▶ _PROBLEM REQUIREMENTS_: Among the entries below, how many lines include the word "yeast"? Reply with only the number.

▶ _PROVIDED INFORMATION_:
==============================

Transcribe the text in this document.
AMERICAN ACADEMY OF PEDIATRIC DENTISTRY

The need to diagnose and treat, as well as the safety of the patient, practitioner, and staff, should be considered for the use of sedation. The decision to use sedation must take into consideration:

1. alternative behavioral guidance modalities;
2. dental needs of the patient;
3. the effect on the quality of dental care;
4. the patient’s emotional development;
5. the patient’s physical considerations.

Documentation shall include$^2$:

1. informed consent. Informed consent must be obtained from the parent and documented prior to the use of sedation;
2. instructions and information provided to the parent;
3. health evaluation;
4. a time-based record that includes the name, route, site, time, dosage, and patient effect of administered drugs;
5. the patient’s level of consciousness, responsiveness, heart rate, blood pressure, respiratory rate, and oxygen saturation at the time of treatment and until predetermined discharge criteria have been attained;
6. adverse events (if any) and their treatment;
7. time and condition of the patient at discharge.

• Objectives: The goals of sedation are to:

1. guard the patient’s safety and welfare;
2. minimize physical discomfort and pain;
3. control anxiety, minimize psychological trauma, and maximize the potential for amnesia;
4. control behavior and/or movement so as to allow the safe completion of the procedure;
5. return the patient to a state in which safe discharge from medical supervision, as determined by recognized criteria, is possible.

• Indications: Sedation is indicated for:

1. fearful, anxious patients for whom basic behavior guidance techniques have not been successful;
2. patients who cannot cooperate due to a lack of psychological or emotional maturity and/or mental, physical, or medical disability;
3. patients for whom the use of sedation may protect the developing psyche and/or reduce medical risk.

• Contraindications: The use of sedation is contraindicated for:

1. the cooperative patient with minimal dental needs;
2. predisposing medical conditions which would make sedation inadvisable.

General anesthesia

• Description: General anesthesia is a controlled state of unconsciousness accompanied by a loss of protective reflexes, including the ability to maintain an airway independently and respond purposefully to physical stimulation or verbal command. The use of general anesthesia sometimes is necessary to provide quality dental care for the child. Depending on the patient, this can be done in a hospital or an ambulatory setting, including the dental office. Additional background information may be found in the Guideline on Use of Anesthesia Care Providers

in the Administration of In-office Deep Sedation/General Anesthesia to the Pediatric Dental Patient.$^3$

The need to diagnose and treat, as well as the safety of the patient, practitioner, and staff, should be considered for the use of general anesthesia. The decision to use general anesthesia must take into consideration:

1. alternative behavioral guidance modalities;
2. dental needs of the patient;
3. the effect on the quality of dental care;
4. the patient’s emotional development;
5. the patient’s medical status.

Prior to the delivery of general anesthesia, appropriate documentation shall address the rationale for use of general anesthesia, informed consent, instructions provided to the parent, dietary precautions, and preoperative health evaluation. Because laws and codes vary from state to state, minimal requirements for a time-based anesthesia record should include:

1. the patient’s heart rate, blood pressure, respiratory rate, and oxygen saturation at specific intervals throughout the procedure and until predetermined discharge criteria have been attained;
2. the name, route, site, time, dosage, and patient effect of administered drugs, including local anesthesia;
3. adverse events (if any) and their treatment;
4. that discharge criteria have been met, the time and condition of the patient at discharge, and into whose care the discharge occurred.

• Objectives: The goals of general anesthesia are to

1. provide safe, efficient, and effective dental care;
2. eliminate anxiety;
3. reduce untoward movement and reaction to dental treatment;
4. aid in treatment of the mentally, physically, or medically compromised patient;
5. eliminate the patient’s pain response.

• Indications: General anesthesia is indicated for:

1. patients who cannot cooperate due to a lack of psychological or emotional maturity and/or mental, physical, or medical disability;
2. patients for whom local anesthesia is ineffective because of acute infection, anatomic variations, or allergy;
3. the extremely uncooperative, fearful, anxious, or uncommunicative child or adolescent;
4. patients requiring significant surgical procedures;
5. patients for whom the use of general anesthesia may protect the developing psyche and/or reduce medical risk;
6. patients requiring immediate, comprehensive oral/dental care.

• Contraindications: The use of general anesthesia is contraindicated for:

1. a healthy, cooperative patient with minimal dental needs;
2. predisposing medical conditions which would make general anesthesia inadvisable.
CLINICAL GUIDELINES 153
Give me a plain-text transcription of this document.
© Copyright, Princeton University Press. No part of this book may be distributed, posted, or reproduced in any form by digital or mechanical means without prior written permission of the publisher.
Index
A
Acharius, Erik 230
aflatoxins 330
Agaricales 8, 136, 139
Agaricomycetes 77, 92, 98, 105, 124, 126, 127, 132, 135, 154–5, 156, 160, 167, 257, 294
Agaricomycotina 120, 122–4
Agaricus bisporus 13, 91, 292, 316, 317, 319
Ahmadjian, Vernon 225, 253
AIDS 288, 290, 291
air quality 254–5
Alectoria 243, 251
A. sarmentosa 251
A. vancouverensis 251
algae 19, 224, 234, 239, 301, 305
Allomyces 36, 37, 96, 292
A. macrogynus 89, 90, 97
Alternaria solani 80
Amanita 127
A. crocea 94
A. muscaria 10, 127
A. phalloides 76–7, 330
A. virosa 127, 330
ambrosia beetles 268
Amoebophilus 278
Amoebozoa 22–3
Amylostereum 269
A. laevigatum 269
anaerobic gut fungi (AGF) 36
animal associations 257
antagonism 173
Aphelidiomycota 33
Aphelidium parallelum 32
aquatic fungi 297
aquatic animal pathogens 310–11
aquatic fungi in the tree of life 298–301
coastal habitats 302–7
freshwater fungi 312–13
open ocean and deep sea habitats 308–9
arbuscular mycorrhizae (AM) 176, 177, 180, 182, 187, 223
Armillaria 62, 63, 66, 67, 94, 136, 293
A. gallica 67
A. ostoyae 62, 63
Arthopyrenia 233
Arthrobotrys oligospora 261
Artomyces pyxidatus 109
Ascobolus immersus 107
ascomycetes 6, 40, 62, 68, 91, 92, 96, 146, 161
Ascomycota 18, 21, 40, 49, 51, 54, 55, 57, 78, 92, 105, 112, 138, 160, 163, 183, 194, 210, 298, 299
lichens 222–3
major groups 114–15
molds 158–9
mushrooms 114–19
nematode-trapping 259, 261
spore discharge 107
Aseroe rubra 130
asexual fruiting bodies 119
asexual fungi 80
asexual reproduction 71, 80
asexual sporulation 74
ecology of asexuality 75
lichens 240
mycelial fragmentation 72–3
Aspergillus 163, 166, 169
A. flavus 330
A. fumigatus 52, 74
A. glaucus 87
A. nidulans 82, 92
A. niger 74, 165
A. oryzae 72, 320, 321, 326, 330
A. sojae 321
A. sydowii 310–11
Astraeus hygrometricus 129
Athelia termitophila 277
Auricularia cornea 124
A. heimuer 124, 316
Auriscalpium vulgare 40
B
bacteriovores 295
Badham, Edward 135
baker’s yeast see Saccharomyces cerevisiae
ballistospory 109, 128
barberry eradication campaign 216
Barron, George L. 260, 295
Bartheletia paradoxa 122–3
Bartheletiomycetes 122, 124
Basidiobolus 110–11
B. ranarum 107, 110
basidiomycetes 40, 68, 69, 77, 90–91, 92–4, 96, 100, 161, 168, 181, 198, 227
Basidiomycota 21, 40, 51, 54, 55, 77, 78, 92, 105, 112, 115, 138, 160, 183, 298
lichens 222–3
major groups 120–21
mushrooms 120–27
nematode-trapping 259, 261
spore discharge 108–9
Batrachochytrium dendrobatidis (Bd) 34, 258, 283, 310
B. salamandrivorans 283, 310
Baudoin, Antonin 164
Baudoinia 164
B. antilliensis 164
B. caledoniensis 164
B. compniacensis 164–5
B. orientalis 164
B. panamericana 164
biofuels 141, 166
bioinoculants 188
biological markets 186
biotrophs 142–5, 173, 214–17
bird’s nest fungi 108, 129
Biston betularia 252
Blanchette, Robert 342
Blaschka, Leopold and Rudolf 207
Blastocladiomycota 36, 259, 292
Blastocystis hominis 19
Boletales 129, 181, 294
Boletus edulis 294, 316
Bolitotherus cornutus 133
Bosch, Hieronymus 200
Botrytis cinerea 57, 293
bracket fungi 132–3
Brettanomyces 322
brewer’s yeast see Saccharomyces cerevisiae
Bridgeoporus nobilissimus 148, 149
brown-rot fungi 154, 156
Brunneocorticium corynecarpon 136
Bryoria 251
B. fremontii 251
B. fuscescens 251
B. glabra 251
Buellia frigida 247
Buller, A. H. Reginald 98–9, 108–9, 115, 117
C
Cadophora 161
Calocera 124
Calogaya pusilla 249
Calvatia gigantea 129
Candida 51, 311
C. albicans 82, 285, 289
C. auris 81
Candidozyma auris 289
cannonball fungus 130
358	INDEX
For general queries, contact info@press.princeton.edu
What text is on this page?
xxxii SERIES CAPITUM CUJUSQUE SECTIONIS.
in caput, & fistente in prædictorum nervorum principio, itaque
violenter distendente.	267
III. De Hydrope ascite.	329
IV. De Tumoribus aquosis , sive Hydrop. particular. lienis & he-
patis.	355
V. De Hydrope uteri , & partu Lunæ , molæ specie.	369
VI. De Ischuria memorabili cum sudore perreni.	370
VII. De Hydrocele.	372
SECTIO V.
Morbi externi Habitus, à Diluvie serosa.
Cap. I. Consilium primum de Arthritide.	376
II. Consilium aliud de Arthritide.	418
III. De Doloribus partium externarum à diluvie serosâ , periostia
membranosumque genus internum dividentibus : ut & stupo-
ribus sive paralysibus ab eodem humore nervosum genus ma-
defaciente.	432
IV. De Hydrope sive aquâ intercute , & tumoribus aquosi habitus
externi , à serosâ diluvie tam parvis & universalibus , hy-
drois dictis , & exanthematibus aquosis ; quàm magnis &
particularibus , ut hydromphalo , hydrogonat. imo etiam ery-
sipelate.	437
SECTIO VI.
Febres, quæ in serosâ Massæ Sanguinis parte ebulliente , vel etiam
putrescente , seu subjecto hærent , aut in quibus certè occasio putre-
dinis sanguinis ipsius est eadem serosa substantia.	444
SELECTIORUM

==============================

▶ _ANSWER TO THE EXERCISE_: 2